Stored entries
● ● ● ● ●
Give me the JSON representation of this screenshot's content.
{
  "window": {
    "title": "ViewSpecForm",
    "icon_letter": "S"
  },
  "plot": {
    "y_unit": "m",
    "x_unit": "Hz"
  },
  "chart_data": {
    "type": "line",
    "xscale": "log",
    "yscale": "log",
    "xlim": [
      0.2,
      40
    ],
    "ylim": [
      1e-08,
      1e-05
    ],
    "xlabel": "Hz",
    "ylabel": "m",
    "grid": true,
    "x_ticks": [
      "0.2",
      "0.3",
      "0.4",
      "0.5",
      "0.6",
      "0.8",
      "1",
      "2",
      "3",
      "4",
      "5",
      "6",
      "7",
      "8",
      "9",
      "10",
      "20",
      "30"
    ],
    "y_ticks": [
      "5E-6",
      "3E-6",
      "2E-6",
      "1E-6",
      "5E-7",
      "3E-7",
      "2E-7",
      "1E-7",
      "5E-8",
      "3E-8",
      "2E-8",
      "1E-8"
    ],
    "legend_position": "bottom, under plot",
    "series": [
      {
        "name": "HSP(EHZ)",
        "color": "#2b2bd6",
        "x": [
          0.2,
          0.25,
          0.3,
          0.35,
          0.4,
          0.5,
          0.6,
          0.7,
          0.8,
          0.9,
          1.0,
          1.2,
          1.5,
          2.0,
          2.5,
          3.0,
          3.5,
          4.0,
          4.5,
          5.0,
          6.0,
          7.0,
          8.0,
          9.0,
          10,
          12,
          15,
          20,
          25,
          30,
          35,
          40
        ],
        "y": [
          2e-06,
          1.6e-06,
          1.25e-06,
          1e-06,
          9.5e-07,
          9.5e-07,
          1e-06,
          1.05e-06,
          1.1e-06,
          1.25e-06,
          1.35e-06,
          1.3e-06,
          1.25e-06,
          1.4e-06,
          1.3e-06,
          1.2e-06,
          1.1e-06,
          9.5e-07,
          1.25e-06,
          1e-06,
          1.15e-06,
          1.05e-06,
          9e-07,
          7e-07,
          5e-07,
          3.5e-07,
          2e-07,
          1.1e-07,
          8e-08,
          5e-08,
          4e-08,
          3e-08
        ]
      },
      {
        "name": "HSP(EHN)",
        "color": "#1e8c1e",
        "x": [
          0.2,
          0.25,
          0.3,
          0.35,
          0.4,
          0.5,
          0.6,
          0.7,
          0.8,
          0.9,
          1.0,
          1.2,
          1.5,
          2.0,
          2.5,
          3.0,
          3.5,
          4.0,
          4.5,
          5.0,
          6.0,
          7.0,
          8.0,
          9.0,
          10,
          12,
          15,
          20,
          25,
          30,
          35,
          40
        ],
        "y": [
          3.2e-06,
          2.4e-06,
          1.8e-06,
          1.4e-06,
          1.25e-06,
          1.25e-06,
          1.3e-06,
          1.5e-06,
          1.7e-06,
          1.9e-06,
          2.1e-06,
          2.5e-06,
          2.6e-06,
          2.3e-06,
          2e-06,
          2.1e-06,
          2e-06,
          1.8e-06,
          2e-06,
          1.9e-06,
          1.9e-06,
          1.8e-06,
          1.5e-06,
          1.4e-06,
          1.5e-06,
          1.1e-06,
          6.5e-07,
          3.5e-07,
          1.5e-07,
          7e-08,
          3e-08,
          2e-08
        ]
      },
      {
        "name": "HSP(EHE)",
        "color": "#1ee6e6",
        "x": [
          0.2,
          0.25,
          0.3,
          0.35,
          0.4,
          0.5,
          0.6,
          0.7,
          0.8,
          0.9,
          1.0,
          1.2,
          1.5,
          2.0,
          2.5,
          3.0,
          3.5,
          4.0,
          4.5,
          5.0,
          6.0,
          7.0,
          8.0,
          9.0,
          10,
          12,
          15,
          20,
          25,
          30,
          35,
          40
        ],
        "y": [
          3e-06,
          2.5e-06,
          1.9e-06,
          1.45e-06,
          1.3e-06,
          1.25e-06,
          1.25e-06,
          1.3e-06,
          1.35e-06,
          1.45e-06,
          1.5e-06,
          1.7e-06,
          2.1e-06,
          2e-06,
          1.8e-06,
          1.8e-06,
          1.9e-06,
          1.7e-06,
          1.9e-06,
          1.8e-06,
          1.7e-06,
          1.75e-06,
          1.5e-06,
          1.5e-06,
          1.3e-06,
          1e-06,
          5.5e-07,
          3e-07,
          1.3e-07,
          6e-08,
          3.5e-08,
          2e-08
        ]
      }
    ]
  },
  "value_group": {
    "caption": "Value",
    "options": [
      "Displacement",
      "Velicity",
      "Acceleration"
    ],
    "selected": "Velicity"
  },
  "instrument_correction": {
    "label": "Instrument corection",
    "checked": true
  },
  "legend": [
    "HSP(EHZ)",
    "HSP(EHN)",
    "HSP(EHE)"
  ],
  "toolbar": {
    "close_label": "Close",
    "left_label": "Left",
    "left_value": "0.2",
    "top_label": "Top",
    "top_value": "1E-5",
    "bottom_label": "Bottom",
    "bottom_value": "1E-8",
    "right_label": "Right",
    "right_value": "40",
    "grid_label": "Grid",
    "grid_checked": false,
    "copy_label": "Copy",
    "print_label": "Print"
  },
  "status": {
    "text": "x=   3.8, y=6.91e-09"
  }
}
● ● ● ● ●
— To be done —
Reproduce the records in full, exactly as written.

— Answer to the task —
Give me the JSON representation of this screenshot's content.
{
  "window": {
    "title": "ViewSpecForm",
    "icon_letter": "S"
  },
  "plot": {
    "y_unit": "m",
    "x_unit": "Hz"
  },
  "chart_data": {
    "type": "line",
    "xscale": "log",
    "yscale": "log",
    "xlim": [
      0.2,
      40
    ],
    "ylim": [
      1e-08,
      1e-05
    ],
    "xlabel": "Hz",
    "ylabel": "m",
    "grid": true,
    "x_ticks": [
      "0.2",
      "0.3",
      "0.4",
      "0.5",
      "0.6",
      "0.8",
      "1",
      "2",
      "3",
      "4",
      "5",
      "6",
      "7",
      "8",
      "9",
      "10",
      "20",
      "30"
    ],
    "y_ticks": [
      "5E-6",
      "3E-6",
      "2E-6",
      "1E-6",
      "5E-7",
      "3E-7",
      "2E-7",
      "1E-7",
      "5E-8",
      "3E-8",
      "2E-8",
      "1E-8"
    ],
    "legend_position": "bottom, under plot",
    "series": [
      {
        "name": "HSP(EHZ)",
        "color": "#2b2bd6",
        "x": [
          0.2,
          0.25,
          0.3,
          0.35,
          0.4,
          0.5,
          0.6,
          0.7,
          0.8,
          0.9,
          1.0,
          1.2,
          1.5,
          2.0,
          2.5,
          3.0,
          3.5,
          4.0,
          4.5,
          5.0,
          6.0,
          7.0,
          8.0,
          9.0,
          10,
          12,
          15,
          20,
          25,
          30,
          35,
          40
        ],
        "y": [
          2e-06,
          1.6e-06,
          1.25e-06,
          1e-06,
          9.5e-07,
          9.5e-07,
          1e-06,
          1.05e-06,
          1.1e-06,
          1.25e-06,
          1.35e-06,
          1.3e-06,
          1.25e-06,
          1.4e-06,
          1.3e-06,
          1.2e-06,
          1.1e-06,
          9.5e-07,
          1.25e-06,
          1e-06,
          1.15e-06,
          1.05e-06,
          9e-07,
          7e-07,
          5e-07,
          3.5e-07,
          2e-07,
          1.1e-07,
          8e-08,
          5e-08,
          4e-08,
          3e-08
        ]
      },
      {
        "name": "HSP(EHN)",
        "color": "#1e8c1e",
        "x": [
          0.2,
          0.25,
          0.3,
          0.35,
          0.4,
          0.5,
          0.6,
          0.7,
          0.8,
          0.9,
          1.0,
          1.2,
          1.5,
          2.0,
          2.5,
          3.0,
          3.5,
          4.0,
          4.5,
          5.0,
          6.0,
          7.0,
          8.0,
          9.0,
          10,
          12,
          15,
          20,
          25,
          30,
          35,
          40
        ],
        "y": [
          3.2e-06,
          2.4e-06,
          1.8e-06,
          1.4e-06,
          1.25e-06,
          1.25e-06,
          1.3e-06,
          1.5e-06,
          1.7e-06,
          1.9e-06,
          2.1e-06,
          2.5e-06,
          2.6e-06,
          2.3e-06,
          2e-06,
          2.1e-06,
          2e-06,
          1.8e-06,
          2e-06,
          1.9e-06,
          1.9e-06,
          1.8e-06,
          1.5e-06,
          1.4e-06,
          1.5e-06,
          1.1e-06,
          6.5e-07,
          3.5e-07,
          1.5e-07,
          7e-08,
          3e-08,
          2e-08
        ]
      },
      {
        "name": "HSP(EHE)",
        "color": "#1ee6e6",
        "x": [
          0.2,
          0.25,
          0.3,
          0.35,
          0.4,
          0.5,
          0.6,
          0.7,
          0.8,
          0.9,
          1.0,
          1.2,
          1.5,
          2.0,
          2.5,
          3.0,
          3.5,
          4.0,
          4.5,
          5.0,
          6.0,
          7.0,
          8.0,
          9.0,
          10,
          12,
          15,
          20,
          25,
          30,
          35,
          40
        ],
        "y": [
          3e-06,
          2.5e-06,
          1.9e-06,
          1.45e-06,
          1.3e-06,
          1.25e-06,
          1.25e-06,
          1.3e-06,
          1.35e-06,
          1.45e-06,
          1.5e-06,
          1.7e-06,
          2.1e-06,
          2e-06,
          1.8e-06,
          1.8e-06,
          1.9e-06,
          1.7e-06,
          1.9e-06,
          1.8e-06,
          1.7e-06,
          1.75e-06,
          1.5e-06,
          1.5e-06,
          1.3e-06,
          1e-06,
          5.5e-07,
          3e-07,
          1.3e-07,
          6e-08,
          3.5e-08,
          2e-08
        ]
      }
    ]
  },
  "value_group": {
    "caption": "Value",
    "options": [
      "Displacement",
      "Velicity",
      "Acceleration"
    ],
    "selected": "Velicity"
  },
  "instrument_correction": {
    "label": "Instrument corection",
    "checked": true
  },
  "legend": [
    "HSP(EHZ)",
    "HSP(EHN)",
    "HSP(EHE)"
  ],
  "toolbar": {
    "close_label": "Close",
    "left_label": "Left",
    "left_value": "0.2",
    "top_label": "Top",
    "top_value": "1E-5",
    "bottom_label": "Bottom",
    "bottom_value": "1E-8",
    "right_label": "Right",
    "right_value": "40",
    "grid_label": "Grid",
    "grid_checked": false,
    "copy_label": "Copy",
    "print_label": "Print"
  },
  "status": {
    "text": "x=   3.8, y=6.91e-09"
  }
}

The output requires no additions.